• [What is needed] Do not include the pictures; repeat the rest of the data exactly.

• [Material supplied]
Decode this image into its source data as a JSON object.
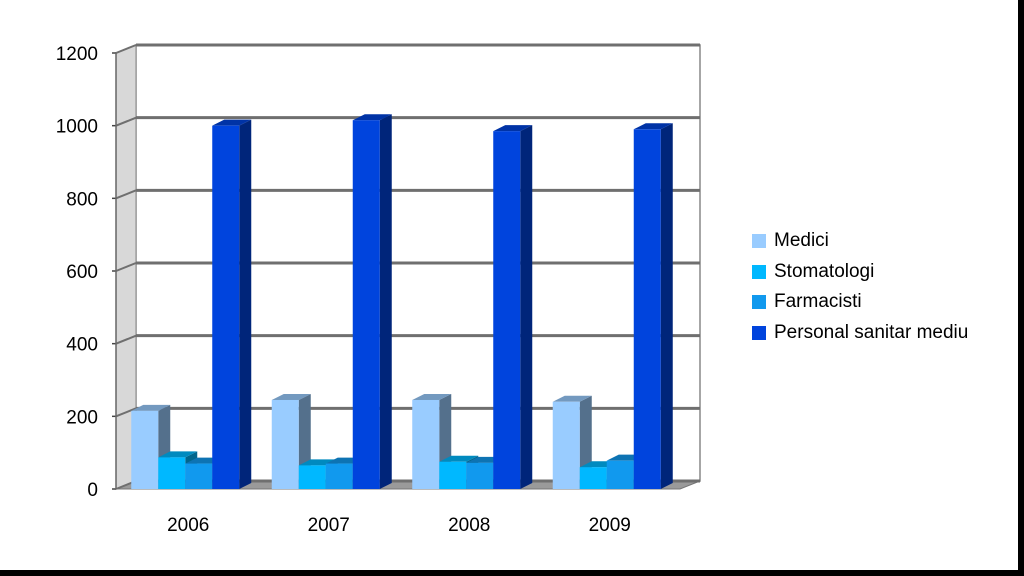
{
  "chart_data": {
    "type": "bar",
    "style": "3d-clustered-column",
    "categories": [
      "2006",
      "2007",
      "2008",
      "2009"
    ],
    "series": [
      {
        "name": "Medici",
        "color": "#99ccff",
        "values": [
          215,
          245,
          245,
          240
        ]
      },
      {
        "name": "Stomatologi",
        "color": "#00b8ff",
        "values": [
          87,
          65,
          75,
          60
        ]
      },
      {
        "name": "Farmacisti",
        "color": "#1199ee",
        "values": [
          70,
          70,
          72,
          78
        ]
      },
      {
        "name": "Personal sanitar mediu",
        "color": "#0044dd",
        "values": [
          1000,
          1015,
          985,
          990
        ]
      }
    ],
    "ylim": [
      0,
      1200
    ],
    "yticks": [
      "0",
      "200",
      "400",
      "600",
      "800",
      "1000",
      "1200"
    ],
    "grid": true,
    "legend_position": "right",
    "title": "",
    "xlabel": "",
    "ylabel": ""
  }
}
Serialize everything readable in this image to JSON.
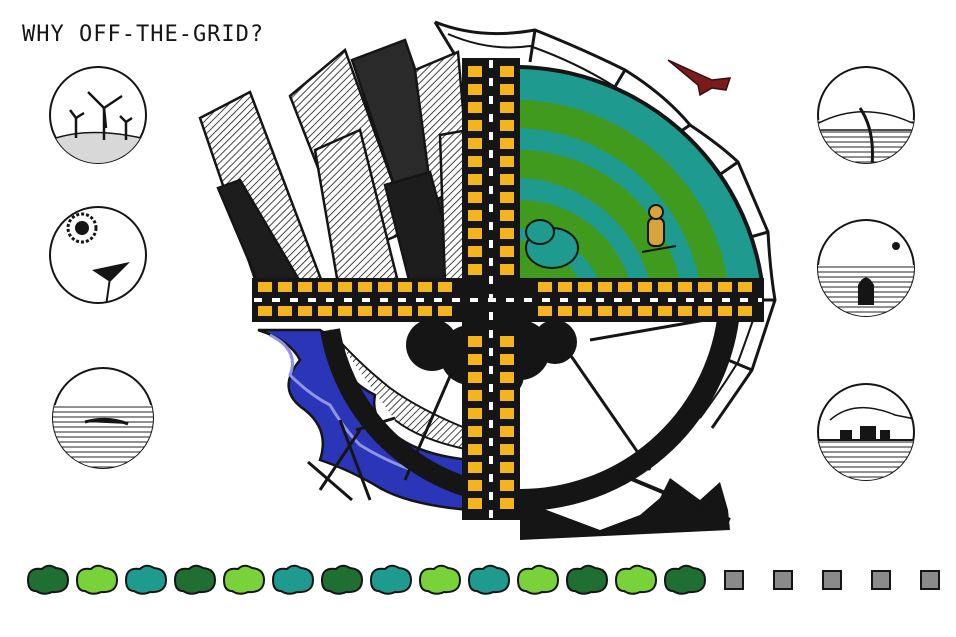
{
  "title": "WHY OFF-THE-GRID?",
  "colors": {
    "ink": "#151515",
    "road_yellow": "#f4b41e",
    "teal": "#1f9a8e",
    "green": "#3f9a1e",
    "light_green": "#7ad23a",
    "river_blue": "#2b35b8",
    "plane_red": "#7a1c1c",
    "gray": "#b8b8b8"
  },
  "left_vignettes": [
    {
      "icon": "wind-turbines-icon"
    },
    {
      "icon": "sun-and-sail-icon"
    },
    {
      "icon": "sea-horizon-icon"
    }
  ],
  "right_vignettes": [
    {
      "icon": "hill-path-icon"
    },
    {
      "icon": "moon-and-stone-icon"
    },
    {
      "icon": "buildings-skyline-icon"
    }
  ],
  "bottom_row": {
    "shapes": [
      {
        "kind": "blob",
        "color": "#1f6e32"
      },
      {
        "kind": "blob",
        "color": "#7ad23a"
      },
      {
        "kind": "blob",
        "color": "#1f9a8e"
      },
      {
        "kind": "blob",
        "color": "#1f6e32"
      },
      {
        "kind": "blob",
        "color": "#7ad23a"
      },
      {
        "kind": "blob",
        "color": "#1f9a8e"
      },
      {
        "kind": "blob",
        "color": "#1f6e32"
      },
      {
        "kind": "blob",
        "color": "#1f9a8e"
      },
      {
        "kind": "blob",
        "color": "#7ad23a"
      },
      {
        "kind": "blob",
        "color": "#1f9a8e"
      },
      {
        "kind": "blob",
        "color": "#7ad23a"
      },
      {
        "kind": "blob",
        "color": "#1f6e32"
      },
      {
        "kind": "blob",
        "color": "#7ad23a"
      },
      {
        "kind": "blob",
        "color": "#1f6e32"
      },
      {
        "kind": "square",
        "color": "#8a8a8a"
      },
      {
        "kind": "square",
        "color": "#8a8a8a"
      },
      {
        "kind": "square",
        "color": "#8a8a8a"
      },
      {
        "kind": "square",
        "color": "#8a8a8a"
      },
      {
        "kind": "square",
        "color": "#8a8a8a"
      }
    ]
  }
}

• [Solution for this task]
Decode this image into its source data as a JSON object.
{
  "chart_data": {
    "type": "bar",
    "style": "3d-clustered-column",
    "categories": [
      "2006",
      "2007",
      "2008",
      "2009"
    ],
    "series": [
      {
        "name": "Medici",
        "color": "#99ccff",
        "values": [
          215,
          245,
          245,
          240
        ]
      },
      {
        "name": "Stomatologi",
        "color": "#00b8ff",
        "values": [
          87,
          65,
          75,
          60
        ]
      },
      {
        "name": "Farmacisti",
        "color": "#1199ee",
        "values": [
          70,
          70,
          72,
          78
        ]
      },
      {
        "name": "Personal sanitar mediu",
        "color": "#0044dd",
        "values": [
          1000,
          1015,
          985,
          990
        ]
      }
    ],
    "ylim": [
      0,
      1200
    ],
    "yticks": [
      "0",
      "200",
      "400",
      "600",
      "800",
      "1000",
      "1200"
    ],
    "grid": true,
    "legend_position": "right",
    "title": "",
    "xlabel": "",
    "ylabel": ""
  }
}
Serialize everything readable in this image to JSON.
{
  "title": "WHY OFF-THE-GRID?",
  "colors": {
    "ink": "#151515",
    "road_yellow": "#f4b41e",
    "teal": "#1f9a8e",
    "green": "#3f9a1e",
    "light_green": "#7ad23a",
    "river_blue": "#2b35b8",
    "plane_red": "#7a1c1c",
    "gray": "#b8b8b8"
  },
  "left_vignettes": [
    {
      "icon": "wind-turbines-icon"
    },
    {
      "icon": "sun-and-sail-icon"
    },
    {
      "icon": "sea-horizon-icon"
    }
  ],
  "right_vignettes": [
    {
      "icon": "hill-path-icon"
    },
    {
      "icon": "moon-and-stone-icon"
    },
    {
      "icon": "buildings-skyline-icon"
    }
  ],
  "bottom_row": {
    "shapes": [
      {
        "kind": "blob",
        "color": "#1f6e32"
      },
      {
        "kind": "blob",
        "color": "#7ad23a"
      },
      {
        "kind": "blob",
        "color": "#1f9a8e"
      },
      {
        "kind": "blob",
        "color": "#1f6e32"
      },
      {
        "kind": "blob",
        "color": "#7ad23a"
      },
      {
        "kind": "blob",
        "color": "#1f9a8e"
      },
      {
        "kind": "blob",
        "color": "#1f6e32"
      },
      {
        "kind": "blob",
        "color": "#1f9a8e"
      },
      {
        "kind": "blob",
        "color": "#7ad23a"
      },
      {
        "kind": "blob",
        "color": "#1f9a8e"
      },
      {
        "kind": "blob",
        "color": "#7ad23a"
      },
      {
        "kind": "blob",
        "color": "#1f6e32"
      },
      {
        "kind": "blob",
        "color": "#7ad23a"
      },
      {
        "kind": "blob",
        "color": "#1f6e32"
      },
      {
        "kind": "square",
        "color": "#8a8a8a"
      },
      {
        "kind": "square",
        "color": "#8a8a8a"
      },
      {
        "kind": "square",
        "color": "#8a8a8a"
      },
      {
        "kind": "square",
        "color": "#8a8a8a"
      },
      {
        "kind": "square",
        "color": "#8a8a8a"
      }
    ]
  }
}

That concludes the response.